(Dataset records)
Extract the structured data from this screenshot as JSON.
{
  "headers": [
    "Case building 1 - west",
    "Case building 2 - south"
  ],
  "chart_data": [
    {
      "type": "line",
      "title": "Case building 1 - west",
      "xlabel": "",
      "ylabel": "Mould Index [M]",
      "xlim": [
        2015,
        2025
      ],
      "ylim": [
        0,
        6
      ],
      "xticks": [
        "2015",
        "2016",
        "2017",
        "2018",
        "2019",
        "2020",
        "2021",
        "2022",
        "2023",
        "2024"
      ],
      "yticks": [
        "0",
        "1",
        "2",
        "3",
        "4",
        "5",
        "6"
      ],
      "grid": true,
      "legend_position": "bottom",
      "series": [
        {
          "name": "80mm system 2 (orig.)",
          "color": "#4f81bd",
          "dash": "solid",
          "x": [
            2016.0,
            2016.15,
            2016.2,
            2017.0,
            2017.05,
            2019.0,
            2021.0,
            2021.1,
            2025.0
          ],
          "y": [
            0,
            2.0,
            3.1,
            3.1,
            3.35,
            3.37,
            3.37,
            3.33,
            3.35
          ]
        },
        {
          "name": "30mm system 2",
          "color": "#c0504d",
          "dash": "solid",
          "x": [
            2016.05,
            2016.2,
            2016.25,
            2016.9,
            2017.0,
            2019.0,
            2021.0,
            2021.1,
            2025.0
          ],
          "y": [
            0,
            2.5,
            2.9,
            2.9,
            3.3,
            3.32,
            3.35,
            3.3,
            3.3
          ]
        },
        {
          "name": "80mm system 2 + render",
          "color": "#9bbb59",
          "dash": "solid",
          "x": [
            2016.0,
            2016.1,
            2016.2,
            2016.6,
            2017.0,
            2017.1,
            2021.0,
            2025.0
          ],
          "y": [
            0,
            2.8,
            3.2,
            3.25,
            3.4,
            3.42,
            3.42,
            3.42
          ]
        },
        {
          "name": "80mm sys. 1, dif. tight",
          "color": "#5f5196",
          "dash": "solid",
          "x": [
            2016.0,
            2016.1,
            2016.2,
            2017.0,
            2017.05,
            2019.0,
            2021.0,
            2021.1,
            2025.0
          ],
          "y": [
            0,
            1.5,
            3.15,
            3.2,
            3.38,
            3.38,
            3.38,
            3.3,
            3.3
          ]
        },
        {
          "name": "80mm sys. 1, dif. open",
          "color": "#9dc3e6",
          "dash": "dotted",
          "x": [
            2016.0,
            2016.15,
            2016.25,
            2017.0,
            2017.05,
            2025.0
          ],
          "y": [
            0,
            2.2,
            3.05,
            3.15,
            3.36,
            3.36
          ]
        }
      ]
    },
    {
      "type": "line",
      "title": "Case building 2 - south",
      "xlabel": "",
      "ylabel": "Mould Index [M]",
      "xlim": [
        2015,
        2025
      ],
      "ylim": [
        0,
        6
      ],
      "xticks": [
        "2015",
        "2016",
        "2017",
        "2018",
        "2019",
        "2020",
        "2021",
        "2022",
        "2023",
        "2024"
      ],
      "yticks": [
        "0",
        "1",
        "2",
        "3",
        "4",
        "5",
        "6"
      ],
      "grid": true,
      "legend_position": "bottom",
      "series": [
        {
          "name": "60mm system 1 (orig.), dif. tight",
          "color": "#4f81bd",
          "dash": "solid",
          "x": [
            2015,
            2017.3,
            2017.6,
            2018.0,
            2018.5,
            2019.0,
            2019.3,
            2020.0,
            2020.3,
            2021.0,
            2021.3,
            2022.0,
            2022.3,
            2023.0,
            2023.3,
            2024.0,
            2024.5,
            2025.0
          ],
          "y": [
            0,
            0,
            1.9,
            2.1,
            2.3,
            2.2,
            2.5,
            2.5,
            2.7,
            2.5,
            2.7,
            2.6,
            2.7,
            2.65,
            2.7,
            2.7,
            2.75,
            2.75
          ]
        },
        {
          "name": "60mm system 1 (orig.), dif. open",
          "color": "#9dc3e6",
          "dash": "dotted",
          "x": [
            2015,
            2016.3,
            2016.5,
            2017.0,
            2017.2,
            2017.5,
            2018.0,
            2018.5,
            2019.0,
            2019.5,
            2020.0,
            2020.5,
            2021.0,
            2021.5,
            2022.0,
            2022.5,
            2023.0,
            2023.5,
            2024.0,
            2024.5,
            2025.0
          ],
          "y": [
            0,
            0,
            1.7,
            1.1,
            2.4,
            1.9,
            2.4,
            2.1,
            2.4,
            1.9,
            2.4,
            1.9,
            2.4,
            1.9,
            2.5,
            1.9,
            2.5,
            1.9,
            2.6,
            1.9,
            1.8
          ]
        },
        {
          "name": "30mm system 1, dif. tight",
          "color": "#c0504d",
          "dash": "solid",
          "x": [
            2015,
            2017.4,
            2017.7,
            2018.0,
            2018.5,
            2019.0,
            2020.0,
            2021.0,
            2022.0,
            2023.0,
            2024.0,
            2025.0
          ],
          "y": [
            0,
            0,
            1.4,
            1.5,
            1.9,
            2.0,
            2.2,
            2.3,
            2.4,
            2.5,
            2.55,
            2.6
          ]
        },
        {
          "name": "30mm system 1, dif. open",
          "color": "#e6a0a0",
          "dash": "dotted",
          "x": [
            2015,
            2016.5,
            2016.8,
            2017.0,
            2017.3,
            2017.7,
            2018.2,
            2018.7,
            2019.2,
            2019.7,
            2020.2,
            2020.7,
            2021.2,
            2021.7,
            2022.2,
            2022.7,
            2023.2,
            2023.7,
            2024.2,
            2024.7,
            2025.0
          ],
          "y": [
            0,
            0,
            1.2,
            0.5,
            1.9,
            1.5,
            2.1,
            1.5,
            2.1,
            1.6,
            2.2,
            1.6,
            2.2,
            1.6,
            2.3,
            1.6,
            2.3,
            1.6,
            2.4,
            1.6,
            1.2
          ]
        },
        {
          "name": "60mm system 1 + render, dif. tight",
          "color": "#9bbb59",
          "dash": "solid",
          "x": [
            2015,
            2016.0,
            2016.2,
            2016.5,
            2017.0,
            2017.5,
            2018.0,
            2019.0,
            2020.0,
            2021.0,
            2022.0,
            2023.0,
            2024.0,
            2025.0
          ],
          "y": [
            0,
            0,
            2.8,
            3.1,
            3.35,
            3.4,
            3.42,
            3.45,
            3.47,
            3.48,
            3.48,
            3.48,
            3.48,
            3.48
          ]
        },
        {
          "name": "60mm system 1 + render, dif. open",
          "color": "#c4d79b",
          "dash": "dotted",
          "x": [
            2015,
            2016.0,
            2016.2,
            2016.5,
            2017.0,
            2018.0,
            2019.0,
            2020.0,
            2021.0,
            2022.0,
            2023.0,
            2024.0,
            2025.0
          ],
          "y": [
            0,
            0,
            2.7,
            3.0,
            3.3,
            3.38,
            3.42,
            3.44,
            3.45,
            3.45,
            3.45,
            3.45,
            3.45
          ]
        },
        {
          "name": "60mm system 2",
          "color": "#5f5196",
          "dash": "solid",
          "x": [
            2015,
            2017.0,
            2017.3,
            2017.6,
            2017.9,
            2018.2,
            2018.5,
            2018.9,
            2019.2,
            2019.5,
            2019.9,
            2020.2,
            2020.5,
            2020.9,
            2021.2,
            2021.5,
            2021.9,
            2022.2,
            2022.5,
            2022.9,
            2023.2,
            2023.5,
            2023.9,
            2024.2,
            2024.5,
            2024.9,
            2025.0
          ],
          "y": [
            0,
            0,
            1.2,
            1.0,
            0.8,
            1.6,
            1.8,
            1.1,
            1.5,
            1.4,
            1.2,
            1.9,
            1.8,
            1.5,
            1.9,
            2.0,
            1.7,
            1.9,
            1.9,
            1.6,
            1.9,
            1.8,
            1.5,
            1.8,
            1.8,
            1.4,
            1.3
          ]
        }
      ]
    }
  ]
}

*What to do*. Each of the records should be retyped exactly.

*Written solution*.
Extract the structured data from this screenshot as JSON.
{
  "headers": [
    "Case building 1 - west",
    "Case building 2 - south"
  ],
  "chart_data": [
    {
      "type": "line",
      "title": "Case building 1 - west",
      "xlabel": "",
      "ylabel": "Mould Index [M]",
      "xlim": [
        2015,
        2025
      ],
      "ylim": [
        0,
        6
      ],
      "xticks": [
        "2015",
        "2016",
        "2017",
        "2018",
        "2019",
        "2020",
        "2021",
        "2022",
        "2023",
        "2024"
      ],
      "yticks": [
        "0",
        "1",
        "2",
        "3",
        "4",
        "5",
        "6"
      ],
      "grid": true,
      "legend_position": "bottom",
      "series": [
        {
          "name": "80mm system 2 (orig.)",
          "color": "#4f81bd",
          "dash": "solid",
          "x": [
            2016.0,
            2016.15,
            2016.2,
            2017.0,
            2017.05,
            2019.0,
            2021.0,
            2021.1,
            2025.0
          ],
          "y": [
            0,
            2.0,
            3.1,
            3.1,
            3.35,
            3.37,
            3.37,
            3.33,
            3.35
          ]
        },
        {
          "name": "30mm system 2",
          "color": "#c0504d",
          "dash": "solid",
          "x": [
            2016.05,
            2016.2,
            2016.25,
            2016.9,
            2017.0,
            2019.0,
            2021.0,
            2021.1,
            2025.0
          ],
          "y": [
            0,
            2.5,
            2.9,
            2.9,
            3.3,
            3.32,
            3.35,
            3.3,
            3.3
          ]
        },
        {
          "name": "80mm system 2 + render",
          "color": "#9bbb59",
          "dash": "solid",
          "x": [
            2016.0,
            2016.1,
            2016.2,
            2016.6,
            2017.0,
            2017.1,
            2021.0,
            2025.0
          ],
          "y": [
            0,
            2.8,
            3.2,
            3.25,
            3.4,
            3.42,
            3.42,
            3.42
          ]
        },
        {
          "name": "80mm sys. 1, dif. tight",
          "color": "#5f5196",
          "dash": "solid",
          "x": [
            2016.0,
            2016.1,
            2016.2,
            2017.0,
            2017.05,
            2019.0,
            2021.0,
            2021.1,
            2025.0
          ],
          "y": [
            0,
            1.5,
            3.15,
            3.2,
            3.38,
            3.38,
            3.38,
            3.3,
            3.3
          ]
        },
        {
          "name": "80mm sys. 1, dif. open",
          "color": "#9dc3e6",
          "dash": "dotted",
          "x": [
            2016.0,
            2016.15,
            2016.25,
            2017.0,
            2017.05,
            2025.0
          ],
          "y": [
            0,
            2.2,
            3.05,
            3.15,
            3.36,
            3.36
          ]
        }
      ]
    },
    {
      "type": "line",
      "title": "Case building 2 - south",
      "xlabel": "",
      "ylabel": "Mould Index [M]",
      "xlim": [
        2015,
        2025
      ],
      "ylim": [
        0,
        6
      ],
      "xticks": [
        "2015",
        "2016",
        "2017",
        "2018",
        "2019",
        "2020",
        "2021",
        "2022",
        "2023",
        "2024"
      ],
      "yticks": [
        "0",
        "1",
        "2",
        "3",
        "4",
        "5",
        "6"
      ],
      "grid": true,
      "legend_position": "bottom",
      "series": [
        {
          "name": "60mm system 1 (orig.), dif. tight",
          "color": "#4f81bd",
          "dash": "solid",
          "x": [
            2015,
            2017.3,
            2017.6,
            2018.0,
            2018.5,
            2019.0,
            2019.3,
            2020.0,
            2020.3,
            2021.0,
            2021.3,
            2022.0,
            2022.3,
            2023.0,
            2023.3,
            2024.0,
            2024.5,
            2025.0
          ],
          "y": [
            0,
            0,
            1.9,
            2.1,
            2.3,
            2.2,
            2.5,
            2.5,
            2.7,
            2.5,
            2.7,
            2.6,
            2.7,
            2.65,
            2.7,
            2.7,
            2.75,
            2.75
          ]
        },
        {
          "name": "60mm system 1 (orig.), dif. open",
          "color": "#9dc3e6",
          "dash": "dotted",
          "x": [
            2015,
            2016.3,
            2016.5,
            2017.0,
            2017.2,
            2017.5,
            2018.0,
            2018.5,
            2019.0,
            2019.5,
            2020.0,
            2020.5,
            2021.0,
            2021.5,
            2022.0,
            2022.5,
            2023.0,
            2023.5,
            2024.0,
            2024.5,
            2025.0
          ],
          "y": [
            0,
            0,
            1.7,
            1.1,
            2.4,
            1.9,
            2.4,
            2.1,
            2.4,
            1.9,
            2.4,
            1.9,
            2.4,
            1.9,
            2.5,
            1.9,
            2.5,
            1.9,
            2.6,
            1.9,
            1.8
          ]
        },
        {
          "name": "30mm system 1, dif. tight",
          "color": "#c0504d",
          "dash": "solid",
          "x": [
            2015,
            2017.4,
            2017.7,
            2018.0,
            2018.5,
            2019.0,
            2020.0,
            2021.0,
            2022.0,
            2023.0,
            2024.0,
            2025.0
          ],
          "y": [
            0,
            0,
            1.4,
            1.5,
            1.9,
            2.0,
            2.2,
            2.3,
            2.4,
            2.5,
            2.55,
            2.6
          ]
        },
        {
          "name": "30mm system 1, dif. open",
          "color": "#e6a0a0",
          "dash": "dotted",
          "x": [
            2015,
            2016.5,
            2016.8,
            2017.0,
            2017.3,
            2017.7,
            2018.2,
            2018.7,
            2019.2,
            2019.7,
            2020.2,
            2020.7,
            2021.2,
            2021.7,
            2022.2,
            2022.7,
            2023.2,
            2023.7,
            2024.2,
            2024.7,
            2025.0
          ],
          "y": [
            0,
            0,
            1.2,
            0.5,
            1.9,
            1.5,
            2.1,
            1.5,
            2.1,
            1.6,
            2.2,
            1.6,
            2.2,
            1.6,
            2.3,
            1.6,
            2.3,
            1.6,
            2.4,
            1.6,
            1.2
          ]
        },
        {
          "name": "60mm system 1 + render, dif. tight",
          "color": "#9bbb59",
          "dash": "solid",
          "x": [
            2015,
            2016.0,
            2016.2,
            2016.5,
            2017.0,
            2017.5,
            2018.0,
            2019.0,
            2020.0,
            2021.0,
            2022.0,
            2023.0,
            2024.0,
            2025.0
          ],
          "y": [
            0,
            0,
            2.8,
            3.1,
            3.35,
            3.4,
            3.42,
            3.45,
            3.47,
            3.48,
            3.48,
            3.48,
            3.48,
            3.48
          ]
        },
        {
          "name": "60mm system 1 + render, dif. open",
          "color": "#c4d79b",
          "dash": "dotted",
          "x": [
            2015,
            2016.0,
            2016.2,
            2016.5,
            2017.0,
            2018.0,
            2019.0,
            2020.0,
            2021.0,
            2022.0,
            2023.0,
            2024.0,
            2025.0
          ],
          "y": [
            0,
            0,
            2.7,
            3.0,
            3.3,
            3.38,
            3.42,
            3.44,
            3.45,
            3.45,
            3.45,
            3.45,
            3.45
          ]
        },
        {
          "name": "60mm system 2",
          "color": "#5f5196",
          "dash": "solid",
          "x": [
            2015,
            2017.0,
            2017.3,
            2017.6,
            2017.9,
            2018.2,
            2018.5,
            2018.9,
            2019.2,
            2019.5,
            2019.9,
            2020.2,
            2020.5,
            2020.9,
            2021.2,
            2021.5,
            2021.9,
            2022.2,
            2022.5,
            2022.9,
            2023.2,
            2023.5,
            2023.9,
            2024.2,
            2024.5,
            2024.9,
            2025.0
          ],
          "y": [
            0,
            0,
            1.2,
            1.0,
            0.8,
            1.6,
            1.8,
            1.1,
            1.5,
            1.4,
            1.2,
            1.9,
            1.8,
            1.5,
            1.9,
            2.0,
            1.7,
            1.9,
            1.9,
            1.6,
            1.9,
            1.8,
            1.5,
            1.8,
            1.8,
            1.4,
            1.3
          ]
        }
      ]
    }
  ]
}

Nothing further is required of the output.